Work required:
Copy each entry as it stands, leaving nothing out.

Exercise materials:

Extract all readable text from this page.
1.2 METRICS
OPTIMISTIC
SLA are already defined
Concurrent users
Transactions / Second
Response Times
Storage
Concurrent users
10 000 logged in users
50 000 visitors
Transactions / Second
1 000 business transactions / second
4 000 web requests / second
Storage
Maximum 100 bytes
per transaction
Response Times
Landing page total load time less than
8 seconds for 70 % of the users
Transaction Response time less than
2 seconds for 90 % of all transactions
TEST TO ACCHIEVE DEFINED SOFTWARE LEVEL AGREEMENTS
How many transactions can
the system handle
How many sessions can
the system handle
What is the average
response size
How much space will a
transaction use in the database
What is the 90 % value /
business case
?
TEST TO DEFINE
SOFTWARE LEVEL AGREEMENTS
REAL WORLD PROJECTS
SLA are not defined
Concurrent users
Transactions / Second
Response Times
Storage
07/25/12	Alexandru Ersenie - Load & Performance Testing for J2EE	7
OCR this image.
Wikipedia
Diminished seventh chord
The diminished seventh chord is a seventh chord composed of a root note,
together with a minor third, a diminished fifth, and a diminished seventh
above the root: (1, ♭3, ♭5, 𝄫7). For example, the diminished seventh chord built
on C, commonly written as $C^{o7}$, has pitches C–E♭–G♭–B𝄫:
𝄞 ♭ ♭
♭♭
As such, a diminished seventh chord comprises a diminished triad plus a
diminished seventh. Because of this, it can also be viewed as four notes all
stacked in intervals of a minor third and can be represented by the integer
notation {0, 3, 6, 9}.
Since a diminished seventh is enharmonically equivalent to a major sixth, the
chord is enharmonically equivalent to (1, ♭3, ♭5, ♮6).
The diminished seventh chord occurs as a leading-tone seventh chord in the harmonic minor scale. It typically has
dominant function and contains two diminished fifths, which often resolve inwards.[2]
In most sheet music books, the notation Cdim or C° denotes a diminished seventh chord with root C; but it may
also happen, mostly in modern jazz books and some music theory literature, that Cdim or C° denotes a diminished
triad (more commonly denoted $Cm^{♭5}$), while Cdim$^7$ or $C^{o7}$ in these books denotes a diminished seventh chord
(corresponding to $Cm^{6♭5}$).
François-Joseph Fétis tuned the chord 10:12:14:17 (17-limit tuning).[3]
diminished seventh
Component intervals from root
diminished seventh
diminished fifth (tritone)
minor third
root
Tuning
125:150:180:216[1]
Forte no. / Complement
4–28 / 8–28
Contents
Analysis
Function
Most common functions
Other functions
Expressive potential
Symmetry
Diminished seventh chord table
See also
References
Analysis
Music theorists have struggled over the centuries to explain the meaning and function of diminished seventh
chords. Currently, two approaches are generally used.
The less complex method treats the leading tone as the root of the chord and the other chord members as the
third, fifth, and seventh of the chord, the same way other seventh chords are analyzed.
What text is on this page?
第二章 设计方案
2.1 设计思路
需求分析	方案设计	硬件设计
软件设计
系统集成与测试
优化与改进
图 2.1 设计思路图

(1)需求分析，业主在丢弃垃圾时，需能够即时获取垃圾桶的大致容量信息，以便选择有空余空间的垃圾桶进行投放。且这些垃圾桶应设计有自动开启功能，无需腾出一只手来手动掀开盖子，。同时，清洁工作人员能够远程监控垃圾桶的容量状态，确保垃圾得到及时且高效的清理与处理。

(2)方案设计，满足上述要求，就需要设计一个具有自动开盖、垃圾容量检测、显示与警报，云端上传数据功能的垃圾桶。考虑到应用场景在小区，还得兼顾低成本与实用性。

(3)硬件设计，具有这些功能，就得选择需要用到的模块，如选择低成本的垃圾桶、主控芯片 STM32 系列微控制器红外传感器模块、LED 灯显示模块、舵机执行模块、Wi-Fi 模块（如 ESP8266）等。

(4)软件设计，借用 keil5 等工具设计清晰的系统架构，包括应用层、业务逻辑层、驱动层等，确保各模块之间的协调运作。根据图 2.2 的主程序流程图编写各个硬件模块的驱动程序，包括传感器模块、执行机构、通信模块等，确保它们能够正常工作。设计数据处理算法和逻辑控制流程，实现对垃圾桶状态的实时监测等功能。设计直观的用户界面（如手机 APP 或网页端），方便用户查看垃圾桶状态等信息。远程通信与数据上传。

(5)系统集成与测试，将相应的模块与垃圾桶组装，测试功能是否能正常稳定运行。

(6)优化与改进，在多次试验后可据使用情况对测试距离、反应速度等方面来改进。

Written solution:
Extract all readable text from this page.
1.2 METRICS
OPTIMISTIC
SLA are already defined
Concurrent users
Transactions / Second
Response Times
Storage
Concurrent users
10 000 logged in users
50 000 visitors
Transactions / Second
1 000 business transactions / second
4 000 web requests / second
Storage
Maximum 100 bytes
per transaction
Response Times
Landing page total load time less than
8 seconds for 70 % of the users
Transaction Response time less than
2 seconds for 90 % of all transactions
TEST TO ACCHIEVE DEFINED SOFTWARE LEVEL AGREEMENTS
How many transactions can
the system handle
How many sessions can
the system handle
What is the average
response size
How much space will a
transaction use in the database
What is the 90 % value /
business case
?
TEST TO DEFINE
SOFTWARE LEVEL AGREEMENTS
REAL WORLD PROJECTS
SLA are not defined
Concurrent users
Transactions / Second
Response Times
Storage
07/25/12	Alexandru Ersenie - Load & Performance Testing for J2EE	7
OCR this image.
Wikipedia
Diminished seventh chord
The diminished seventh chord is a seventh chord composed of a root note,
together with a minor third, a diminished fifth, and a diminished seventh
above the root: (1, ♭3, ♭5, 𝄫7). For example, the diminished seventh chord built
on C, commonly written as $C^{o7}$, has pitches C–E♭–G♭–B𝄫:
𝄞 ♭ ♭
♭♭
As such, a diminished seventh chord comprises a diminished triad plus a
diminished seventh. Because of this, it can also be viewed as four notes all
stacked in intervals of a minor third and can be represented by the integer
notation {0, 3, 6, 9}.
Since a diminished seventh is enharmonically equivalent to a major sixth, the
chord is enharmonically equivalent to (1, ♭3, ♭5, ♮6).
The diminished seventh chord occurs as a leading-tone seventh chord in the harmonic minor scale. It typically has
dominant function and contains two diminished fifths, which often resolve inwards.[2]
In most sheet music books, the notation Cdim or C° denotes a diminished seventh chord with root C; but it may
also happen, mostly in modern jazz books and some music theory literature, that Cdim or C° denotes a diminished
triad (more commonly denoted $Cm^{♭5}$), while Cdim$^7$ or $C^{o7}$ in these books denotes a diminished seventh chord
(corresponding to $Cm^{6♭5}$).
François-Joseph Fétis tuned the chord 10:12:14:17 (17-limit tuning).[3]
diminished seventh
Component intervals from root
diminished seventh
diminished fifth (tritone)
minor third
root
Tuning
125:150:180:216[1]
Forte no. / Complement
4–28 / 8–28
Contents
Analysis
Function
Most common functions
Other functions
Expressive potential
Symmetry
Diminished seventh chord table
See also
References
Analysis
Music theorists have struggled over the centuries to explain the meaning and function of diminished seventh
chords. Currently, two approaches are generally used.
The less complex method treats the leading tone as the root of the chord and the other chord members as the
third, fifth, and seventh of the chord, the same way other seventh chords are analyzed.
What text is on this page?
第二章 设计方案
2.1 设计思路
需求分析	方案设计	硬件设计
软件设计
系统集成与测试
优化与改进
图 2.1 设计思路图

(1)需求分析，业主在丢弃垃圾时，需能够即时获取垃圾桶的大致容量信息，以便选择有空余空间的垃圾桶进行投放。且这些垃圾桶应设计有自动开启功能，无需腾出一只手来手动掀开盖子，。同时，清洁工作人员能够远程监控垃圾桶的容量状态，确保垃圾得到及时且高效的清理与处理。

(2)方案设计，满足上述要求，就需要设计一个具有自动开盖、垃圾容量检测、显示与警报，云端上传数据功能的垃圾桶。考虑到应用场景在小区，还得兼顾低成本与实用性。

(3)硬件设计，具有这些功能，就得选择需要用到的模块，如选择低成本的垃圾桶、主控芯片 STM32 系列微控制器红外传感器模块、LED 灯显示模块、舵机执行模块、Wi-Fi 模块（如 ESP8266）等。

(4)软件设计，借用 keil5 等工具设计清晰的系统架构，包括应用层、业务逻辑层、驱动层等，确保各模块之间的协调运作。根据图 2.2 的主程序流程图编写各个硬件模块的驱动程序，包括传感器模块、执行机构、通信模块等，确保它们能够正常工作。设计数据处理算法和逻辑控制流程，实现对垃圾桶状态的实时监测等功能。设计直观的用户界面（如手机 APP 或网页端），方便用户查看垃圾桶状态等信息。远程通信与数据上传。

(5)系统集成与测试，将相应的模块与垃圾桶组装，测试功能是否能正常稳定运行。

(6)优化与改进，在多次试验后可据使用情况对测试距离、反应速度等方面来改进。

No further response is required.